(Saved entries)

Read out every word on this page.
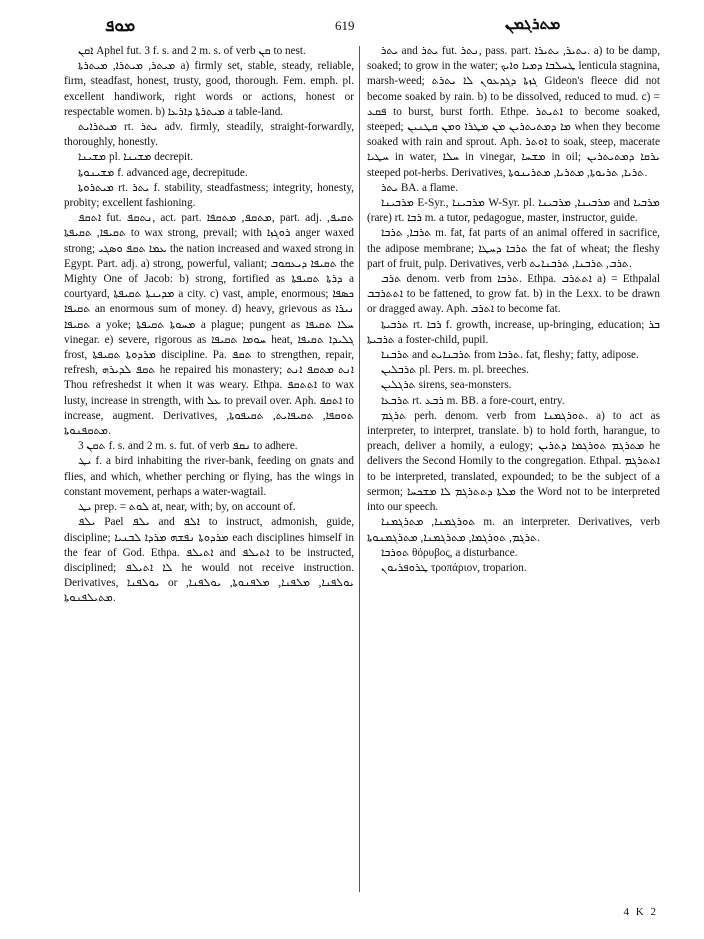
ܡܘܦ	619	ܡܬܪܓܡܢ

ܐܩܢ Aphel fut. 3 f. s. and 2 m. s. of verb ܩܢ to nest.

ܡܝܬܪ, ܡܝܬܪܐ, ܡܝܬܪܬܐ a) firmly set, stable, steady, reliable, firm, steadfast, honest, trusty, good, thorough. Fem. emph. pl. excellent handiwork, right words or actions, honest or respectable women. b) ܡܝܬܪܬܐ ܕܐܪܥܐ a table-land.

ܡܝܬܪܐܝܬ rt. ܝܬܪ adv. firmly, steadily, straight-forwardly, thoroughly, honestly.

ܡܫܝܢܐ pl. ܡܫܝܢܐ decrepit.

ܡܫܝܢܘܬܐ f. advanced age, decrepitude.

ܡܝܬܪܘܬܐ rt. ܝܬܪ f. stability, steadfastness; integrity, honesty, probity; excellent fashioning.

ܐܬܩܦ fut. ܢܬܩܦ, act. part. ܡܬܩܦ, ܡܬܩܦܐ, part. adj. ܬܩܝܦ, ܬܩܝܦܐ, ܬܩܝܦܬܐ to wax strong, prevail; with ܪܘܓܙܐ anger waxed strong; ܥܡܐ ܬܩܦ ܘܣܓܝ the nation increased and waxed strong in Egypt. Part. adj. a) strong, powerful, valiant; ܬܩܝܦܐ ܕܝܥܩܘܒ the Mighty One of Jacob: b) strong, fortified as ܕܪܬܐ ܬܩܝܦܬܐ a courtyard, ܡܕܝܢܬܐ ܬܩܝܦܬܐ a city. c) vast, ample, enormous; ܟܣܦܐ ܬܩܝܦܐ an enormous sum of money. d) heavy, grievous as ܢܝܪܐ ܬܩܝܦܐ a yoke; ܡܚܘܬܐ ܬܩܝܦܬܐ a plague; pungent as ܚܠܐ ܬܩܝܦܐ vinegar. e) severe, rigorous as ܚܘܡܐ ܬܩܝܦܐ heat, ܓܠܝܕܐ ܬܩܝܦܐ frost, ܡܪܕܘܬܐ ܬܩܝܦܬܐ discipline. Pa. ܬܩܦ to strengthen, repair, refresh, ܬܩܦ ܠܕܝܪܗ he repaired his monastery; ܐܢܬ ܡܬܩܦ ܐܢܬ Thou refreshedst it when it was weary. Ethpa. ܐܬܬܩܦ to wax lusty, increase in strength, with ܥܠ to prevail over. Aph. ܐܬܩܦ to increase, augment. Derivatives, ܬܘܩܦܐ, ܬܩܝܦܐܝܬ, ܬܩܝܦܘܬܐ, ܡܬܩܦܢܘܬܐ.

ܬܩܢ 3 f. s. and 2 m. s. fut. of verb ܢܩܦ to adhere.

ܝܛ f. a bird inhabiting the river-bank, feeding on gnats and flies, and which, whether perching or flying, has the wings in constant movement, perhaps a water-wagtail.

ܝܛ prep. = ܠܘܬ at, near, with; by, on account of.

ܝܠܦ Pael ܝܠܦ and ܐܠܦ to instruct, admonish, guide, discipline; ܡܪܕܘܬܐ ܢܦܫܗ ܡܪܕܐ ܠܒܢܝܐ each disciplines himself in the fear of God. Ethpa. ܐܬܝܠܦ and ܐܬܝܠܦ to be instructed, disciplined; ܠܐ ܐܬܝܠܦ he would not receive instruction. Derivatives, ܝܘܠܦܢܐ or ܝܘܠܦܢܐ, ܡܠܦܢܐ, ܡܠܦܢܘܬܐ, ܝܘܠܦܢܐ, ܡܬܝܠܦܢܘܬܐ.

ܝܬܪ and ܝܬܪ fut. ܢܬܪ, pass. part. ܝܬܝܪ, ܝܬܝܪܐ. a) to be damp, soaked; to grow in the water; ܛܚܠܒܐ ܕܡܝܐ ܘܐܝܟ lenticula stagnina, marsh-weed; ܓܙܬܐ ܕܓܕܥܘܢ ܠܐ ܝܬܪܬ Gideon's fleece did not become soaked by rain. b) to be dissolved, reduced to mud. c) = ܦܩܥ to burst, burst forth. Ethpe. ܐܬܝܬܪ to become soaked, steeped; ܡܐ ܕܡܬܝܬܪܝܢ ܡܢ ܡܛܪܐ ܘܡܢ ܩܛܢܝܢ when they become soaked with rain and sprout. Aph. ܐܘܬܪ to soak, steep, macerate ܚܛܝܐ in water, ܚܠܐ in vinegar, ܡܫܚܐ in oil; ܝܪܩܐ ܕܡܬܝܬܪܝܢ steeped pot-herbs. Derivatives, ܬܪܝܐ, ܬܪܝܘܬܐ, ܡܬܪܝܐ, ܡܬܪܝܢܘܬܐ.

ܝܬܪ BA. a flame.

ܡܪܒܝܢܐ E-Syr., ܡܪܒܝܢܐ W-Syr. pl. ܡܪܒܝܢܐ, ܡܪܒܝܢܐ and ܡܪܒܝܐ (rare) rt. ܪܒܐ m. a tutor, pedagogue, master, instructor, guide.

ܬܪܒܐ, ܬܪܒܐ m. fat, fat parts of an animal offered in sacrifice, the adipose membrane; ܬܪܒܐ ܕܚܛܐ the fat of wheat; the fleshy part of fruit, pulp. Derivatives, verb ܬܪܒ, ܬܪܒܢܐ, ܬܪܒܢܐܝܬ.

ܬܪܒ denom. verb from ܬܪܒܐ. Ethpa. ܐܬܬܪܒ a) = Ethpalal ܐܬܬܪܒܒ to be fattened, to grow fat. b) in the Lexx. to be drawn or dragged away. Aph. ܐܬܪܒ to become fat.

ܬܪܒܝܬܐ rt. ܪܒܐ f. growth, increase, up-bringing, education; ܒܪ ܬܪܒܝܬܐ a foster-child, pupil.

ܬܪܒܢܐ and ܬܪܒܢܐܝܬ from ܬܪܒܐ. fat, fleshy; fatty, adipose.

ܬܪܒܠܝܢ pl. Pers. m. pl. breeches.

ܬܪܓܠܝܢ sirens, sea-monsters.

ܬܪܒܥܐ rt. ܪܒܥ m. BB. a fore-court, entry.

ܬܪܓܡ perh. denom. verb from ܬܘܪܓܡܢܐ. a) to act as interpreter, to interpret, translate. b) to hold forth, harangue, to preach, deliver a homily, a eulogy; ܡܬܪܓܡ ܬܘܪܓܡܐ ܕܬܪܝܢ he delivers the Second Homily to the congregation. Ethpal. ܐܬܬܪܓܡ to be interpreted, translated, expounded; to be the subject of a sermon; ܡܠܬܐ ܕܬܬܪܓܡ ܠܐ ܡܫܟܚܐ the Word not to be interpreted into our speech.

ܬܘܪܓܡܢܐ, ܡܬܪܓܡܢܐ m. an interpreter. Derivatives, verb ܬܪܓܡ, ܬܘܪܓܡܐ, ܡܬܪܓܡܢܐ, ܡܬܪܓܡܢܘܬܐ.

ܬܘܪܒܐ θόρυβος, a disturbance.

ܛܪܘܦܪܝܘܢ τροπάριον, troparion.

4 K 2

What you are asked to do — Your answer should be a single number: the count of lines in the material above that contain "increase".

The output — 2